GIVEN PROBLEM: Take every line where the string "烤制的竹笋干" appears and copy it.

═════ DATA FOR THIS EXERCISE ═════

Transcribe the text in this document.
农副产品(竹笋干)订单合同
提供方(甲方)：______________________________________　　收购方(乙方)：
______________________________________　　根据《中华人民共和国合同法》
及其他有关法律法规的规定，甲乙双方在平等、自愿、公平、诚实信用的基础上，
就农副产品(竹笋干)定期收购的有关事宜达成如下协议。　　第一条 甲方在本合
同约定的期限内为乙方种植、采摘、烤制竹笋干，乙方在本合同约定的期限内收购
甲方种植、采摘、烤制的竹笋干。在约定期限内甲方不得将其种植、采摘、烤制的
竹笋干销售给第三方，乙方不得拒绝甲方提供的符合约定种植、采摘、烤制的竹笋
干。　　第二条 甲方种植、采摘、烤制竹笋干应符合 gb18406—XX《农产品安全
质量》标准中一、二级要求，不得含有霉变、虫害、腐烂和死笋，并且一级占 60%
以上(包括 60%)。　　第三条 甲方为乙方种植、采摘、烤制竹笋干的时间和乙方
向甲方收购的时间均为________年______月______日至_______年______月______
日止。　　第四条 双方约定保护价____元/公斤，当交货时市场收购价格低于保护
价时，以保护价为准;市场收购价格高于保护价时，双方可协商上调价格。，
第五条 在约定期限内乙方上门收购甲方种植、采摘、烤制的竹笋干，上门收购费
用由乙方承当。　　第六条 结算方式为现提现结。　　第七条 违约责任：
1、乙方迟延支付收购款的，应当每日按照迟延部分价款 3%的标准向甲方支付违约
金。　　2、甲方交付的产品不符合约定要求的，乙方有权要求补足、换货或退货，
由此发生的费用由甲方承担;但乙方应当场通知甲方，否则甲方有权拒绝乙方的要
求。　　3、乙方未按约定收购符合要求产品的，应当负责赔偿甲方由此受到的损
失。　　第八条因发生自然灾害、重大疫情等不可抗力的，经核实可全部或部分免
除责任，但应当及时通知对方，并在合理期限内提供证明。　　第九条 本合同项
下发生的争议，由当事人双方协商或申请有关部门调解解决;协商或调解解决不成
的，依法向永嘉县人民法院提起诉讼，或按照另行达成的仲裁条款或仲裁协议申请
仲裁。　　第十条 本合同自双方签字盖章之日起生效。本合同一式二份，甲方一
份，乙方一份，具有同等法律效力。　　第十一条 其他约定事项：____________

═════

WRITTEN ANSWER:
甲方种植、采摘、烤制的竹笋干。在约定期限内甲方不得将其种植、采摘、烤制的
第五条 在约定期限内乙方上门收购甲方种植、采摘、烤制的竹笋干，上门收购费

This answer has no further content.